> The problem:
Each record must be retyped in full. No character may differ.

Dataset listings of figures
+===+

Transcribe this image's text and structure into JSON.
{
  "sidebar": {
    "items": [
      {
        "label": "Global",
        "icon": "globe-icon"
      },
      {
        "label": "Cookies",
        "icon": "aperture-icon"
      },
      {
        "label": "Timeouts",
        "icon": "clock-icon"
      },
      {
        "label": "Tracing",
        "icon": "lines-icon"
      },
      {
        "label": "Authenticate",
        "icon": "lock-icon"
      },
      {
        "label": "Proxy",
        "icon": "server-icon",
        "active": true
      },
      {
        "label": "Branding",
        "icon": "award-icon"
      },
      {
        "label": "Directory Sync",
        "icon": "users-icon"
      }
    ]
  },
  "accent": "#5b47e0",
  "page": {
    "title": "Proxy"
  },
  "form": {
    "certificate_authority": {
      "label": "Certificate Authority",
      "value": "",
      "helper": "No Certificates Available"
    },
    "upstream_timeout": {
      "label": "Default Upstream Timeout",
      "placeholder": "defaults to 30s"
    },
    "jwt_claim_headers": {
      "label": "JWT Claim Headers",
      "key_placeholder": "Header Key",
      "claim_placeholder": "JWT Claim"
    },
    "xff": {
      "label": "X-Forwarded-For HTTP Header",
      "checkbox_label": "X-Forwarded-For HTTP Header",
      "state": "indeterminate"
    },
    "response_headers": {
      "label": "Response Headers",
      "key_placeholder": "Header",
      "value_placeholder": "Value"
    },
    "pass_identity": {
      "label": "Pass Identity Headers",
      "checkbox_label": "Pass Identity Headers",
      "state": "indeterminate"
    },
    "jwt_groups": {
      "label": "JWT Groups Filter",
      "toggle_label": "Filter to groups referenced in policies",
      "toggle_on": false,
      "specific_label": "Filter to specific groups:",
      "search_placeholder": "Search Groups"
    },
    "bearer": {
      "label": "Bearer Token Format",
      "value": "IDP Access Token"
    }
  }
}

+===+

> Response to this task:
Transcribe this image's text and structure into JSON.
{
  "sidebar": {
    "items": [
      {
        "label": "Global",
        "icon": "globe-icon"
      },
      {
        "label": "Cookies",
        "icon": "aperture-icon"
      },
      {
        "label": "Timeouts",
        "icon": "clock-icon"
      },
      {
        "label": "Tracing",
        "icon": "lines-icon"
      },
      {
        "label": "Authenticate",
        "icon": "lock-icon"
      },
      {
        "label": "Proxy",
        "icon": "server-icon",
        "active": true
      },
      {
        "label": "Branding",
        "icon": "award-icon"
      },
      {
        "label": "Directory Sync",
        "icon": "users-icon"
      }
    ]
  },
  "accent": "#5b47e0",
  "page": {
    "title": "Proxy"
  },
  "form": {
    "certificate_authority": {
      "label": "Certificate Authority",
      "value": "",
      "helper": "No Certificates Available"
    },
    "upstream_timeout": {
      "label": "Default Upstream Timeout",
      "placeholder": "defaults to 30s"
    },
    "jwt_claim_headers": {
      "label": "JWT Claim Headers",
      "key_placeholder": "Header Key",
      "claim_placeholder": "JWT Claim"
    },
    "xff": {
      "label": "X-Forwarded-For HTTP Header",
      "checkbox_label": "X-Forwarded-For HTTP Header",
      "state": "indeterminate"
    },
    "response_headers": {
      "label": "Response Headers",
      "key_placeholder": "Header",
      "value_placeholder": "Value"
    },
    "pass_identity": {
      "label": "Pass Identity Headers",
      "checkbox_label": "Pass Identity Headers",
      "state": "indeterminate"
    },
    "jwt_groups": {
      "label": "JWT Groups Filter",
      "toggle_label": "Filter to groups referenced in policies",
      "toggle_on": false,
      "specific_label": "Filter to specific groups:",
      "search_placeholder": "Search Groups"
    },
    "bearer": {
      "label": "Bearer Token Format",
      "value": "IDP Access Token"
    }
  }
}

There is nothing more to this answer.